---- Dataset
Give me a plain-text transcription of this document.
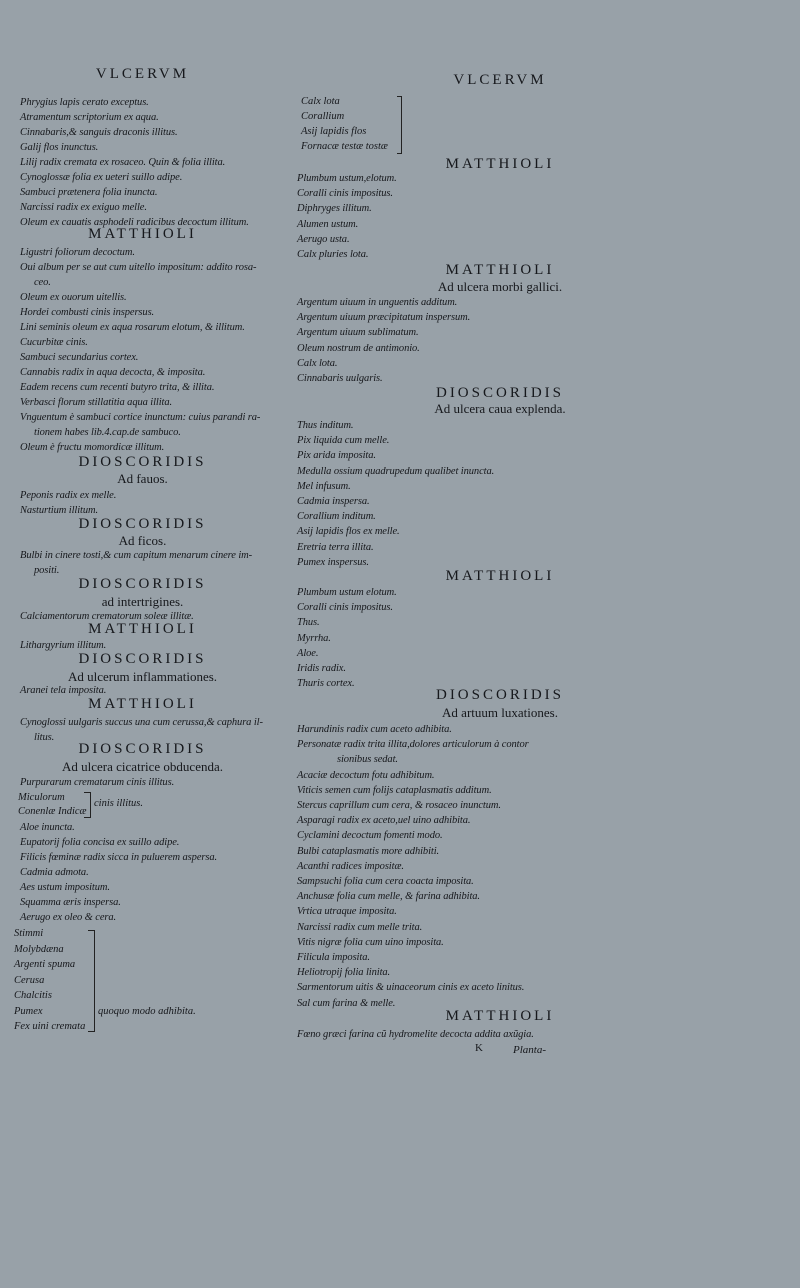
VLCERVM
Phrygius lapis cerato exceptus.
Atramentum scriptorium ex aqua.
Cinnabaris,& sanguis draconis illitus.
Galij flos inunctus.
Lilij radix cremata ex rosaceo. Quin & folia illita.
Cynoglossæ folia ex ueteri suillo adipe.
Sambuci prætenera folia inuncta.
Narcissi radix ex exiguo melle.
Oleum ex cauatis asphodeli radicibus decoctum illitum.
MATTHIOLI
Ligustri foliorum decoctum.
Oui album per se aut cum uitello impositum: addito rosa-
ceo.
Oleum ex ouorum uitellis.
Hordei combusti cinis inspersus.
Lini seminis oleum ex aqua rosarum elotum, & illitum.
Cucurbitæ cinis.
Sambuci secundarius cortex.
Cannabis radix in aqua decocta, & imposita.
Eadem recens cum recenti butyro trita, & illita.
Verbasci florum stillatitia aqua illita.
Vnguentum è sambuci cortice inunctum: cuius parandi ra-
tionem habes lib.4.cap.de sambuco.
Oleum è fructu momordicæ illitum.
DIOSCORIDIS
Ad fauos.
Peponis radix ex melle.
Nasturtium illitum.
DIOSCORIDIS
Ad ficos.
Bulbi in cinere tosti,& cum capitum menarum cinere im-
positi.
DIOSCORIDIS
ad intertrigines.
Calciamentorum crematorum soleæ illitæ.
MATTHIOLI
Lithargyrium illitum.
DIOSCORIDIS
Ad ulcerum inflammationes.
Aranei tela imposita.
MATTHIOLI
Cynoglossi uulgaris succus una cum cerussa,& caphura il-
litus.
DIOSCORIDIS
Ad ulcera cicatrice obducenda.
Purpurarum crematarum cinis illitus.
Aloe inuncta.
Eupatorij folia concisa ex suillo adipe.
Filicis fœminæ radix sicca in puluerem aspersa.
Cadmia admota.
Aes ustum impositum.
Squamma æris inspersa.
Aerugo ex oleo & cera.
Miculorum
Conenlæ Indicæ
cinis illitus.
Stimmi
Molybdæna
Argenti spuma
Cerusa
Chalcitis
Pumex
Fex uini cremata
quoquo modo adhibita.
Calx lota
Corallium
Asij lapidis flos
Fornacæ testæ tostæ
VLCERVM
MATTHIOLI
Plumbum ustum,elotum.
Coralli cinis impositus.
Diphryges illitum.
Alumen ustum.
Aerugo usta.
Calx pluries lota.
MATTHIOLI
Ad ulcera morbi gallici.
Argentum uiuum in unguentis additum.
Argentum uiuum præcipitatum inspersum.
Argentum uiuum sublimatum.
Oleum nostrum de antimonio.
Calx lota.
Cinnabaris uulgaris.
DIOSCORIDIS
Ad ulcera caua explenda.
Thus inditum.
Pix liquida cum melle.
Pix arida imposita.
Medulla ossium quadrupedum qualibet inuncta.
Mel infusum.
Cadmia inspersa.
Corallium inditum.
Asij lapidis flos ex melle.
Eretria terra illita.
Pumex inspersus.
MATTHIOLI
Plumbum ustum elotum.
Coralli cinis impositus.
Thus.
Myrrha.
Aloe.
Iridis radix.
Thuris cortex.
DIOSCORIDIS
Ad artuum luxationes.
Harundinis radix cum aceto adhibita.
Personatæ radix trita illita,dolores articulorum à contor
sionibus sedat.
Acaciæ decoctum fotu adhibitum.
Viticis semen cum folijs cataplasmatis additum.
Stercus caprillum cum cera, & rosaceo inunctum.
Asparagi radix ex aceto,uel uino adhibita.
Cyclamini decoctum fomenti modo.
Bulbi cataplasmatis more adhibiti.
Acanthi radices impositæ.
Sampsuchi folia cum cera coacta imposita.
Anchusæ folia cum melle, & farina adhibita.
Vrtica utraque imposita.
Narcissi radix cum melle trita.
Vitis nigræ folia cum uino imposita.
Filicula imposita.
Heliotropij folia linita.
Sarmentorum uitis & uinaceorum cinis ex aceto linitus.
Sal cum farina & melle.
MATTHIOLI
Fœno græci farina cũ hydromelite decocta addita axũgia.
K	Planta-
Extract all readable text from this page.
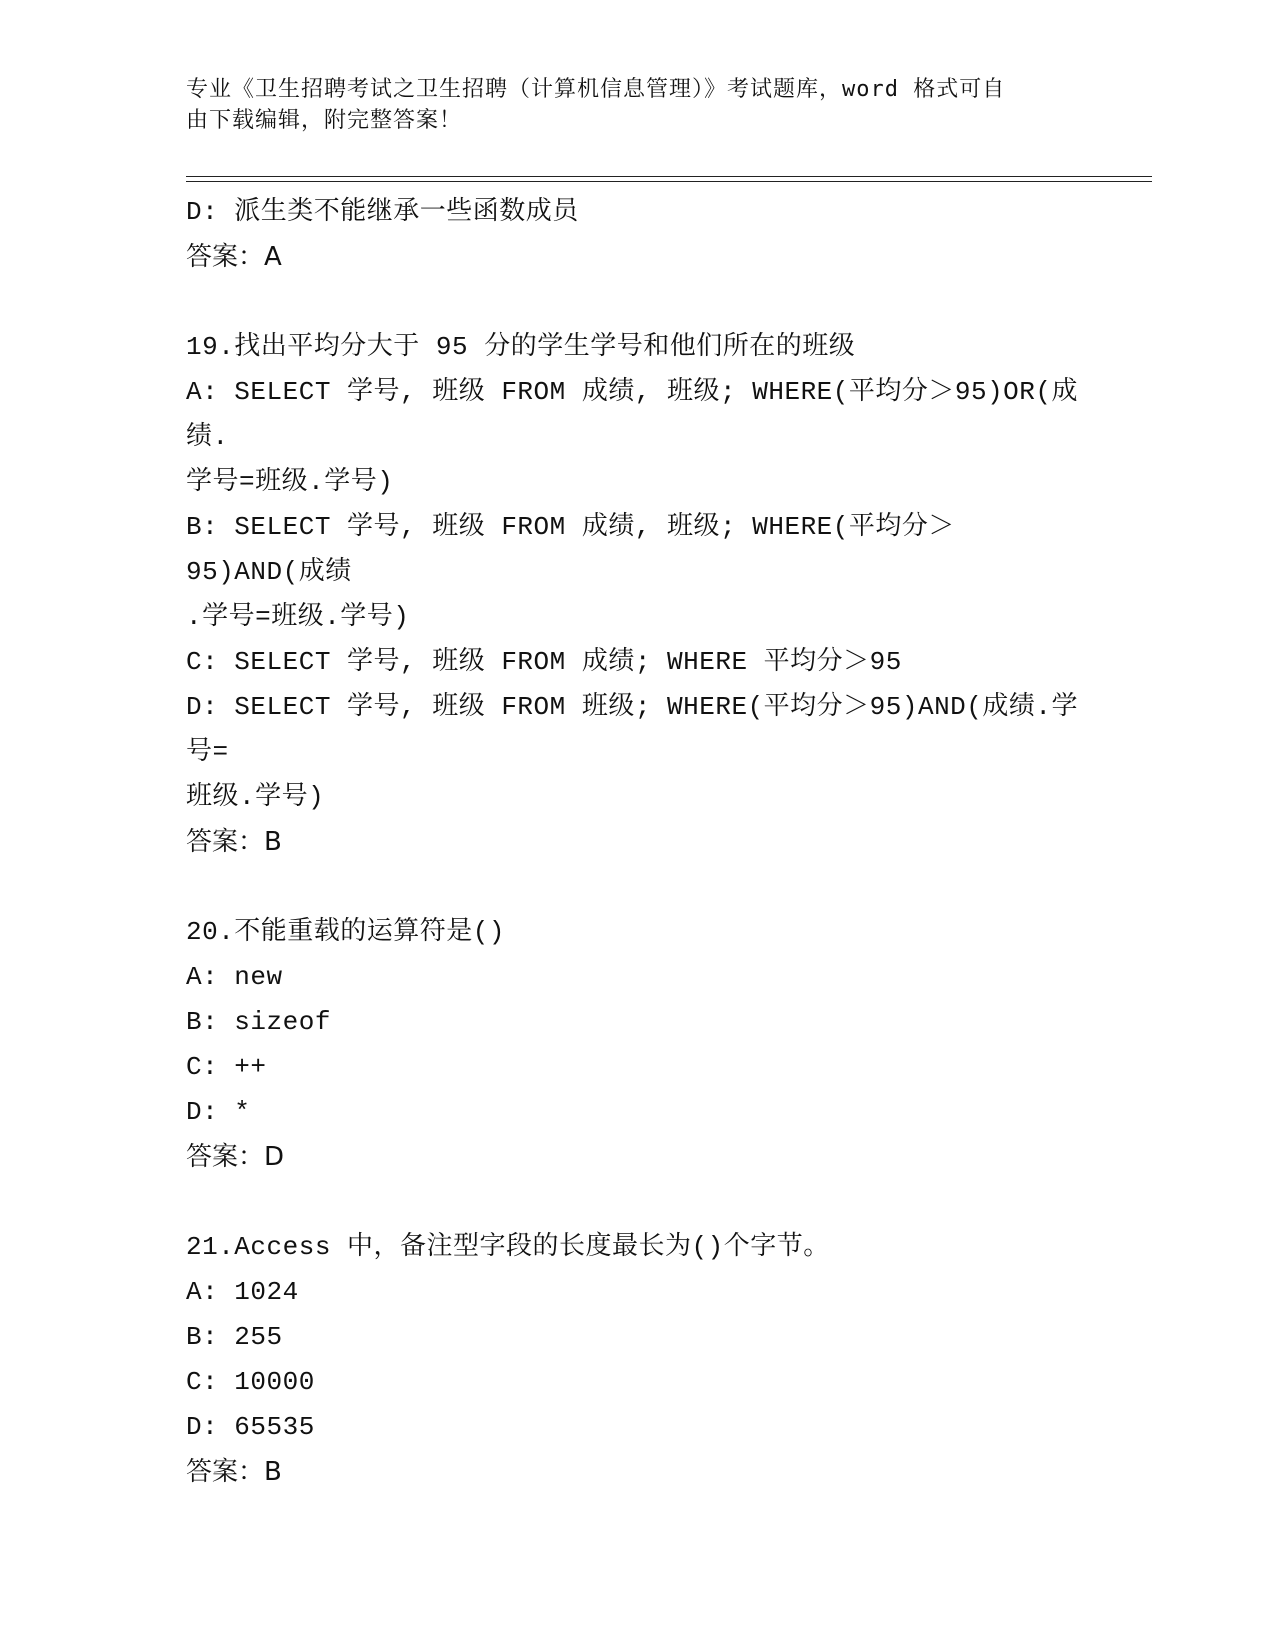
专业《卫生招聘考试之卫生招聘（计算机信息管理）》考试题库，word 格式可自
由下载编辑，附完整答案！
D: 派生类不能继承一些函数成员
答案：A
19.找出平均分大于 95 分的学生学号和他们所在的班级
A: SELECT 学号, 班级 FROM 成绩, 班级; WHERE(平均分＞95)OR(成绩.
学号=班级.学号)
B: SELECT 学号, 班级 FROM 成绩, 班级; WHERE(平均分＞95)AND(成绩
.学号=班级.学号)
C: SELECT 学号, 班级 FROM 成绩; WHERE 平均分＞95
D: SELECT 学号, 班级 FROM 班级; WHERE(平均分＞95)AND(成绩.学号=
班级.学号)
答案：B
20.不能重载的运算符是()
A: new
B: sizeof
C: ++
D: *
答案：D
21.Access 中，备注型字段的长度最长为()个字节。
A: 1024
B: 255
C: 10000
D: 65535
答案：B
--------
> [Stated problem]
Look through the entries above and report each line where the string "impositum" occurs.

> [Solution to this problem]
Oui album per se aut cum uitello impositum: addito rosa-
Aes ustum impositum.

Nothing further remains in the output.